═════ READING PASSAGE

North Street: the best preserved ancient street with buildings that date back to the Qing Dynasty (1644-1912)
Kezhi Yuan Garden: garden dating back to 1912
Qing Dynasty Post Office: exhibits include old post cards of Shanghai and letters written on bamboo
Fangsheng Bridge: The main bridge coming into the town. It was built in 1812 and is said to be the largest stone arch bridge in Shanghai with five arches, about 230 feet (70 m) long, and 19 feet (5.8 m) tall. 
While maybe not having a ton of other stuff to do activity wise, this little town is one peaceful village. We picked up some beautiful art for souvenirs, had a few drinks/ snacks as we meandered, and watched the little boats go up and down the canals. (We didn’t ourselves take a boat tour this time… it was just too hot, but if interested here’s some info:
Boat Trips/Gondola Rides:
 Each gondola can hold 6 people. There are two kinds of trip – short distance and long distance.
The short distance trip only takes passengers up and down the main canal
price is about 80 yuan/per boat for about 10 minutes.
The Long distance trip goes all over the town and back
Price is 150 yuan/per boat.
Tickets can be bought in the small wooden ticket booths by the docks

Views along the walkway. Some of the bridges are only 1 meter or  under 3,5 feet wide!
If you are interested in visiting the gardens, post office, temples, or other historical buildings there is a small fee. The town/ bridges/ etc are free to enjoy visually but if you want to go in any of the historical buildings, visit the tourist info center for combo tickets. 
Here’s a map of the “attractions” for reference 
Highlights for me: Bridges and Willow Trees 

Roof of the Buddhist Temple. 
Time to head back to Shanghai
A carving we came across at one of the entrance points to the water town 
Waterways you pass walking to and from the train station. The area is pretty scenic all around! 
We headed back to the train/metro station which was a 10 minute walk back, and a short wait and then we were headed back to the city. We got off at the Dongchang Road Station and started exploring the skyscaper financial district. 
. There are 2 buildings you can go to the top of in Shanghai that are popular: the older Shanghai Pearl TV station tower, and the newer Shanghai World Financial Center. The latter was cheaper so that’s the one we chose. We bought our tickets and walked through a short exhibit for the building itself, and the massive growth of Shanghai over the last couple of years. 
Display at the start of World Financial Building tour
Then you hop in the elevator and ride (very quickly) to the 94th floor. Here they have a couple more exhibitist that are part of a different ticket, and you take the escalator up to floor 97. You can peep out the windows here, but the view is much better from the 2nd elevator ride up to the 100th floor so you may as well hold tight.
The building was also currently hosting a Studio Ghibli exhibit and so there were references to the movies in a few places along the normal “100th floor” visit. The exhibits were separate and fairly expensive so we held off on visiting figuring one day, we will visit the main exhibits in Japan/ 
Lots of people at the “very top”

══════════
═════ RECORD LIST

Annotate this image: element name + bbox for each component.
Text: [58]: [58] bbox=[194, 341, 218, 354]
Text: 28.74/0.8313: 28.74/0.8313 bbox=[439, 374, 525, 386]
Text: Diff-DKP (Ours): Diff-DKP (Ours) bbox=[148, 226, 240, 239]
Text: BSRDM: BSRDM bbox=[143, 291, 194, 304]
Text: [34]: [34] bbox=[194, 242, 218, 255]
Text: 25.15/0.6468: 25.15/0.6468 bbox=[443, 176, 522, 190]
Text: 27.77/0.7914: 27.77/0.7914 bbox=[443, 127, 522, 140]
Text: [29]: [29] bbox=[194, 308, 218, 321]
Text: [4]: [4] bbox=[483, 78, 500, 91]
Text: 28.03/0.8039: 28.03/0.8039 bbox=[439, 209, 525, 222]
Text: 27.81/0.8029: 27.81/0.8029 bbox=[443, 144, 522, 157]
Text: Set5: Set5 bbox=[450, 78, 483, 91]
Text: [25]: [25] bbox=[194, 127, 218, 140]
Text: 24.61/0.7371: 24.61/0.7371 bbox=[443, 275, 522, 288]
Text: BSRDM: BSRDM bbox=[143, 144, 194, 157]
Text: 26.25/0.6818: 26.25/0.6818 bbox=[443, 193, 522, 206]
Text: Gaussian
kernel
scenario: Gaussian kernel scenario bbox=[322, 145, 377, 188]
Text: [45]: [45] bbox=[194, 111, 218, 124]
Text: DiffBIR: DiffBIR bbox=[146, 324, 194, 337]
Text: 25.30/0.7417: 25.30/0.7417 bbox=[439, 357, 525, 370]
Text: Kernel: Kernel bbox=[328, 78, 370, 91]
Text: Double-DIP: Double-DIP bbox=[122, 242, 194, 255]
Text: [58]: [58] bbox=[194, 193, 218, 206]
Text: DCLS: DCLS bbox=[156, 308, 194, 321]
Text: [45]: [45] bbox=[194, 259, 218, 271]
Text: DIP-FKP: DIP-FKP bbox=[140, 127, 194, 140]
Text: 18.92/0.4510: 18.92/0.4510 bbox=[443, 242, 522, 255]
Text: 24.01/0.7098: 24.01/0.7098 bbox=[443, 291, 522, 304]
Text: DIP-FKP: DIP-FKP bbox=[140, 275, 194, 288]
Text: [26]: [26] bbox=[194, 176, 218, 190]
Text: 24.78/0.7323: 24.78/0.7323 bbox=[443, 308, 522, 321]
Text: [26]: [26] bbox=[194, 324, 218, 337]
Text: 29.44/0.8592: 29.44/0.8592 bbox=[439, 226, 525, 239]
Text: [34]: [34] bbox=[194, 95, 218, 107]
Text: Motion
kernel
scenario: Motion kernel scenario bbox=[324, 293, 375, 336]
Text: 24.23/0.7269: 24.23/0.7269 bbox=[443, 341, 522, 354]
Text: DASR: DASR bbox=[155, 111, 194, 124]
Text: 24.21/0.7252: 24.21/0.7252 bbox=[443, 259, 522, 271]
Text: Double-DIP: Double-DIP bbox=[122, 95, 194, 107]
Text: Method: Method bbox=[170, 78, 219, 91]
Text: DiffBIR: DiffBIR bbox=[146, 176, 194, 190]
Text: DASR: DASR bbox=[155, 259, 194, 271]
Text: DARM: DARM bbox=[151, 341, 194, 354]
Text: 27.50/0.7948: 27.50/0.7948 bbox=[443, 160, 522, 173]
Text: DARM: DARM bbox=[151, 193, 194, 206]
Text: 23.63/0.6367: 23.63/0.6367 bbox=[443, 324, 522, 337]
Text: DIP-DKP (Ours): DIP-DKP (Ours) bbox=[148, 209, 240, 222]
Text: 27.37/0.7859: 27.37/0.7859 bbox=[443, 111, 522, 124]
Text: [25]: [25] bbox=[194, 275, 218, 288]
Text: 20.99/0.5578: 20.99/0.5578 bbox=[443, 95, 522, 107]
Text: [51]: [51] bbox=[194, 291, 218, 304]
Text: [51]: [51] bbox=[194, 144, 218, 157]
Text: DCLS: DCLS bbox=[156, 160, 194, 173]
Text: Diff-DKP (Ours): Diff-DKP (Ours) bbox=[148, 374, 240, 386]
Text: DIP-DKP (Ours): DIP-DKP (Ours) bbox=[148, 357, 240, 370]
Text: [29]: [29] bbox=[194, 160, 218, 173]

══════════

» DIRECTIVES:
• a. In the travel text, what year was Fangsheng Bridge built?
• b. Rewrite the paragraph of the travel text that begins "Then you hop in the elevator" as a short bulleted list, keeping its main facts.
• c. Continue the travel text about the water town and Shanghai, starting after its last line.

» RESULTS OF THE TASKS:
• a. 1812

• b.
- Take a very fast elevator to the 94th floor, where a couple of exhibits need a separate ticket.
- Ride the escalator up to floor 97, where you can look out the windows.
- Wait for the view, because a second elevator goes up to the 100th floor, where the view is much better.

• c.
It was crowded and hard to get any decent photos with me in them, but it was cool to look out  at the sprawling expanse of buildings that make up Shanghai. (though I could’ve done without the smog which lowered the visibility somewhat) 
You can see the other popular building, the Pearl TV tower in the background
After gawking at the view for a little while, we made the journey back down and found a pizza place in the restaurant/mall portion of the building for a lunch/dinner
More Studio Ghibli exhibit references on the escalator 
After eating our fill, we headed out to continue our trek through the financial district to the river where our next stop was: The Bund. We walked to the Lujiazui station to ride one stop to the East Nanjing Road station. Since the Huangpu river is so wide, there aren’t any bridges in downtown! And so the only way to cross the river is via metro in a tunnel! 
Amazing buildings we passed on our walk to the station 
From the East Nanjing station it was a short 5-10 minute walk through shopping areas to the Bund photo area. 
Made it!
From here we got to admire the buildings we’d just come from (and visited the top of!) which was very cool. We’d considered doing a night cruise on the Huangpu river (which is generally considered a MUST DO) but we had a decent trek out of the city for our hotel that night so we called it a day around 6:30 and headed on our way… 

Lots of people and other cool buildings at the Bund 
Heading back to the station
Unfortunately we were headed to our hotel… in the MIDDLE OF RUSH HOUR. 
Never before have I stood so close to other humans, or narrowly avoided being guillotined by subway doors. We had 2 connections we had to make and at both of them we had to wait for 2 trains before we could squeeze our way on. That being said, it did finally start to empty out after we cleared the main city center. We even ran into an end station for one line where everyone got off but us and we sat there like confused idiots when the train returned to the station we had been at prior. *facepalm BUT the next time we realized in order to continue on our line we had to GET OFF the train and cross the platform. Oh boy. Other than that, painless to take the metro all the way out to Disneyland Shanghai. 
Once there, we walked out into the dark and after a little walking we found a lot of cars lined up that were essentially like uber taxi drivers. Our hotel was only 3 km for Disney but we didn’t want to chance walking in the dark so we paid a couple bucks to have a drive take us. Our hotel was sort of a converted house into a B&B and when we got there, no lights were on and there were several buildings to choose from. Our taxi driver looked at us like we were crazy when we got out… and we thought we were too. (seeing as there was literally a dude bathing outside at one of the buildings, and dogs barking at us everywhere)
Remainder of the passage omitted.